*RECORD EXTRACTS:*
^^^^^^^^^^^^^^^^

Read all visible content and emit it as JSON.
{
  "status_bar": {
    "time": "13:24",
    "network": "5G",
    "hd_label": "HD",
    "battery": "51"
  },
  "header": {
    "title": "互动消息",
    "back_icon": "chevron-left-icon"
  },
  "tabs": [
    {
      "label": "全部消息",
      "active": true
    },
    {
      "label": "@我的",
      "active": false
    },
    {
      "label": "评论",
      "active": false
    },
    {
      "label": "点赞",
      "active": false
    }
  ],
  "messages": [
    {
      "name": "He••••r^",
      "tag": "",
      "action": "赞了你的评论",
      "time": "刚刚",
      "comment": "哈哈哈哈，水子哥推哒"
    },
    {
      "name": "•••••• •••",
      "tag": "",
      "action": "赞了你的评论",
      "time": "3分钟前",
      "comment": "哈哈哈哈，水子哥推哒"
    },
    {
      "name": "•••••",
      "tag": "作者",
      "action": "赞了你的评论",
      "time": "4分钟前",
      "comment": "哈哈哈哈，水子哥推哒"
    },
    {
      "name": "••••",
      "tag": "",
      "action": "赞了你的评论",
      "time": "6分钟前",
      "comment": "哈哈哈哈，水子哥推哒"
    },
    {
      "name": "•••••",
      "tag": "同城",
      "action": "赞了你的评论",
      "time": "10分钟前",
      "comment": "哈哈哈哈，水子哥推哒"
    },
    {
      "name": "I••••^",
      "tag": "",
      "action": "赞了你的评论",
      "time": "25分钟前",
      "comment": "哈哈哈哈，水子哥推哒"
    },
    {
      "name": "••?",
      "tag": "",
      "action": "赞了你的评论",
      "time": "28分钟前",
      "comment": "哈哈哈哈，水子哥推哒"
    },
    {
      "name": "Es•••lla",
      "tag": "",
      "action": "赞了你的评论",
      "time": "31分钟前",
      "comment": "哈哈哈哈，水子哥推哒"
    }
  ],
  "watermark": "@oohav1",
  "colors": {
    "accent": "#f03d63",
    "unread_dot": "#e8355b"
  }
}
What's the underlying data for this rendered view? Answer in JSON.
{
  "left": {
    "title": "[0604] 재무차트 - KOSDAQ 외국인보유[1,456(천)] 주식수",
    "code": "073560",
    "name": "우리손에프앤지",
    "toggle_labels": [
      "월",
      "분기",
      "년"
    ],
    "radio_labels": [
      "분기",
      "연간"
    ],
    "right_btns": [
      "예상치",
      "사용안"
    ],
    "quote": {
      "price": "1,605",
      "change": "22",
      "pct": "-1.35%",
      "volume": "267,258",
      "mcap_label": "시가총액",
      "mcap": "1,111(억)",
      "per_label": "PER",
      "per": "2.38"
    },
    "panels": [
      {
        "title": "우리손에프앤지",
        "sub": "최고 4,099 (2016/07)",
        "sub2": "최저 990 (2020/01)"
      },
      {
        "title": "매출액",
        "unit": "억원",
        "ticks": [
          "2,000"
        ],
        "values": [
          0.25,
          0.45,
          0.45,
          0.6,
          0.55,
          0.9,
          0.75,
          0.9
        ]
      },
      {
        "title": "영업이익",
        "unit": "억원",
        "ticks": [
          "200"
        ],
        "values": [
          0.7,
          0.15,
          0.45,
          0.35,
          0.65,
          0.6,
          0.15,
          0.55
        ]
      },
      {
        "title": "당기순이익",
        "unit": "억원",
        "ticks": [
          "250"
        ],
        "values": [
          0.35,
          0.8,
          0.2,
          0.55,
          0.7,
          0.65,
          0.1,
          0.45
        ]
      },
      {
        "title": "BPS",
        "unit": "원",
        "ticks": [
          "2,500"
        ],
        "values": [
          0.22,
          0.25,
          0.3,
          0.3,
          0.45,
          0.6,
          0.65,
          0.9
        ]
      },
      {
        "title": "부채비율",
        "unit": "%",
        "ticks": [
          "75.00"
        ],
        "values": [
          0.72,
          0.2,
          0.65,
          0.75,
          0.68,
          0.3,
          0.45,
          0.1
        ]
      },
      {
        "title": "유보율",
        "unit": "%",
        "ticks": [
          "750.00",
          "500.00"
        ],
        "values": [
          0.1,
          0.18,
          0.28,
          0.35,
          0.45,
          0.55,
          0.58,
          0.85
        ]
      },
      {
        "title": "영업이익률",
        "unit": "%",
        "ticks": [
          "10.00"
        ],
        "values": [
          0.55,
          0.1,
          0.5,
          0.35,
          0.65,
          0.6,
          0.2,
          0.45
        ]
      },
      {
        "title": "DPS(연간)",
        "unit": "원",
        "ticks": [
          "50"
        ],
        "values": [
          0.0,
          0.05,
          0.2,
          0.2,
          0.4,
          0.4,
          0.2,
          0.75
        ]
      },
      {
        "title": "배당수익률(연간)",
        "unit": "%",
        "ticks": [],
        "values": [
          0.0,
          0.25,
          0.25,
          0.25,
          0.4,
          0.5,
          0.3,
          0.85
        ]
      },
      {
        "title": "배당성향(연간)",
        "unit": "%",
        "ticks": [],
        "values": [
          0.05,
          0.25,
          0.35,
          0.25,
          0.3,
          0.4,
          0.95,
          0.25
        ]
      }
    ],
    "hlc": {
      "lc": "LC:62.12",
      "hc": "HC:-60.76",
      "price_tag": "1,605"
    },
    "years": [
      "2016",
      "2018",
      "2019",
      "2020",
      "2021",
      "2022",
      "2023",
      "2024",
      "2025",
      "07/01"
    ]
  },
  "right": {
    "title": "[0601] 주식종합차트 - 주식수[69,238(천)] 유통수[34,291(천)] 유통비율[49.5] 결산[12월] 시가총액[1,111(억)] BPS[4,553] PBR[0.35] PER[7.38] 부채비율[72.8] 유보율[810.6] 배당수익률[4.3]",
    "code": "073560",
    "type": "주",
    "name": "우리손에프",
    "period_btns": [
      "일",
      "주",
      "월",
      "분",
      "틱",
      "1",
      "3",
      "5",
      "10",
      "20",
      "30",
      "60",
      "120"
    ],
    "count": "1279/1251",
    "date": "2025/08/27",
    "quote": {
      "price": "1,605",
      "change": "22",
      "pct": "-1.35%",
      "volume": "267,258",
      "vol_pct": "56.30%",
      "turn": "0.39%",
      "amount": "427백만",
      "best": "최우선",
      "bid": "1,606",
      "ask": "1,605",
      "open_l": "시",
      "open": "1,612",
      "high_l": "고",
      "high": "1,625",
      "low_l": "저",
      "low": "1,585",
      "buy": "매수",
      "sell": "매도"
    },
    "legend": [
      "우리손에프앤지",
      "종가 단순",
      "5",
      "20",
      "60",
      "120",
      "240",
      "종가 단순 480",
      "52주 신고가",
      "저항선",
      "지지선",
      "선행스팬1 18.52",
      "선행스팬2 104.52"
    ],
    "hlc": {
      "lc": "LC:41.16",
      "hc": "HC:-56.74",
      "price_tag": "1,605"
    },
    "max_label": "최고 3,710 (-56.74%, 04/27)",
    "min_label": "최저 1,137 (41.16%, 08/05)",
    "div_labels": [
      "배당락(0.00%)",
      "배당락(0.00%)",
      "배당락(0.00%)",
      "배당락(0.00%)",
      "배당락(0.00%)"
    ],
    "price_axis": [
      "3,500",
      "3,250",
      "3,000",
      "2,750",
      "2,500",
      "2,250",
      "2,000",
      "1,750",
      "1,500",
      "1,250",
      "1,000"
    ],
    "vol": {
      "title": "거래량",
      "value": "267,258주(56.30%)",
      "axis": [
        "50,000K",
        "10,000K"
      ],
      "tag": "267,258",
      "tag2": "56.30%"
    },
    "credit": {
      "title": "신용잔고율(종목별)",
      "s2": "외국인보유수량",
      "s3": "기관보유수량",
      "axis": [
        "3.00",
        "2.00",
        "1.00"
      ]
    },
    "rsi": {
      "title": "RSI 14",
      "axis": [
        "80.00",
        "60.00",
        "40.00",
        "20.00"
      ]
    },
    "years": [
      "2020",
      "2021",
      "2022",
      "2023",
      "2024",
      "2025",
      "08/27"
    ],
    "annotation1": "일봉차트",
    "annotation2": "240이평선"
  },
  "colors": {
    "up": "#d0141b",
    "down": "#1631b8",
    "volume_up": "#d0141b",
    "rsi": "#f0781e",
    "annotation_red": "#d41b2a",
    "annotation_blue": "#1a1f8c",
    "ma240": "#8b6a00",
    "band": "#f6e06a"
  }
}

^^^^^^^^^^^^^^^^

*WHAT THE TASK REQUIRES:*
Of the lines above, copy each that contains "우리손에프앤지".

*RESPONSE FOR THIS EXERCISE:*
    "name": "우리손에프앤지",
        "title": "우리손에프앤지",
      "우리손에프앤지",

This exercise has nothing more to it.